• [EXTRAIT DE TEXTE]
Vivre dans une communauté apostolique, à qui une mission est confiée : voilà ce qui, peu à peu, doit devenir premier et déterminant pour les autres choix. Cette mission va parfois me faire renoncer à des besoins que j’ai reconnus bons pour moi ; mais justement les ayant reconnus bons, je peux sans amertume y renoncer à cause du Christ et des gens qu’il me donne à aimer et à servir : c’est une hiérarchie nouvelle ordonnée au Christ et à la mission confiée.

Ainsi le vœu de pauvreté nous conduit à une rupture, à cause du Christ, vis-à-vis de la famille, des amis, des biens propres. Ce sont les aspects soulignés par l’Evangile et par toute la tradition de la vie religieuse chrétienne. Et c’est un chemin bien délicat à conduire, tellement nous touchons là à des choses très profondes et constitutives de chaque personnalité. Si ces ruptures se font trop vite, à partir d’un impératif extérieur, elles ne peuvent être vraiment l’expression d’un choix intérieur, personnel et durable. C’est une des difficultés importantes de nos congrégations apostoliques de voir un retour de ce qui a été trop vite refoulé dans leur jeunesse chez des sœurs qui avaient eu jusque-là une vie très conforme à la règle : avec l’âge, reviennent des besoins excessifs de relations familiales et de dépendance familiale, qui interfèrent souvent sur la gestion des biens propres, et sur la disponibilité à la mission confiée.

• [CONSIGNES]
[1] Répondez à ces questions sur l'extrait consacré au vœu de pauvreté :
(a) Qu'est-ce qui doit, peu à peu, devenir premier et déterminant pour les autres choix ?
(b) Vis-à-vis de quoi le vœu de pauvreté conduit-il à une rupture ?
(c) Quels besoins reviennent avec l'âge chez des sœurs dont la vie était très conforme à la règle ?
[2] Rédigez la suite de l'extrait sur le vœu de pauvreté, à partir de sa dernière phrase.
La liste ne joue aucun rôle ici.

• [DONNÉES AFFICHÉES]
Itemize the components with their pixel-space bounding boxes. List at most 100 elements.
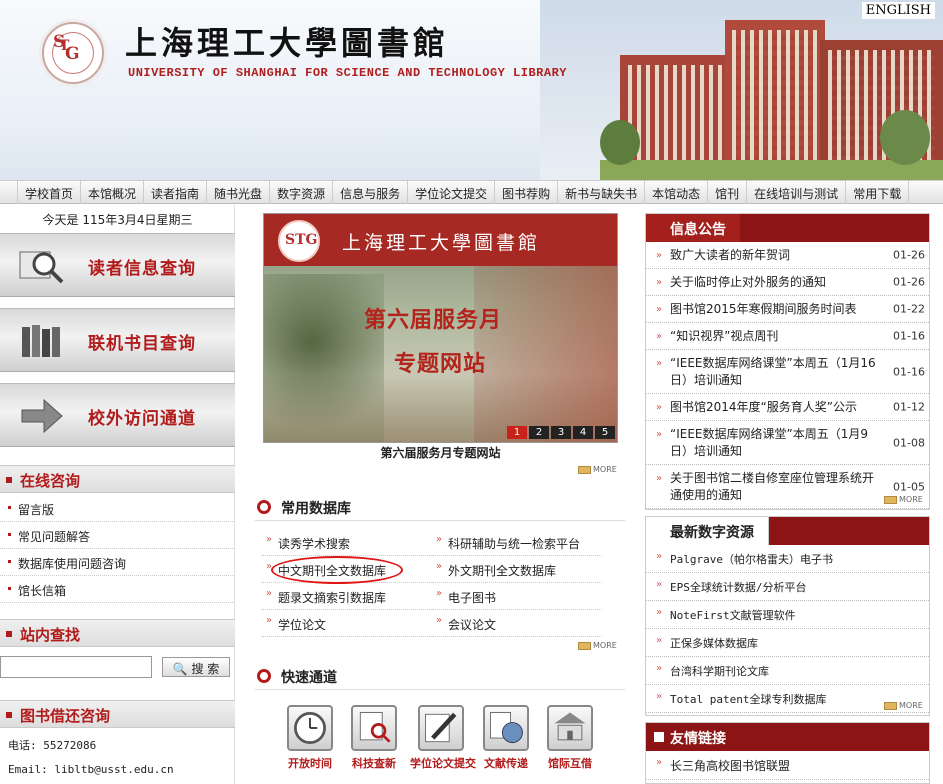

• [RÉPONSES ATTENDUES]
[1]
(a) Vivre dans une communauté apostolique, à qui une mission est confiée.
(b) Vis-à-vis de la famille, des amis et des biens propres.
(c) Des besoins excessifs de relations familiales et de dépendance familiale.

[2]
A tout âge et à toute étape de notre vie religieuse, nous sommes invitées à faire des choix personnels, en cohérence avec notre choix premier. La question n’est pas de s’abstenir de toute visite, ou de refuser tout cadeau, à recevoir ou à donner ; la question est de vérifier le chemin de liberté qui se construit à travers ce qui est accepté ou refusé. Une rupture est nécessaire pour grandir en autonomie intérieure, long chemin jamais achevé.

Vivre le vœu de pauvreté à la suite du Christ pauvre, nous conduit à désirer toujours plus profondément conformer notre vie à la sienne. L’Eucharistie est notre nourriture et notre chemin dans cette tentative.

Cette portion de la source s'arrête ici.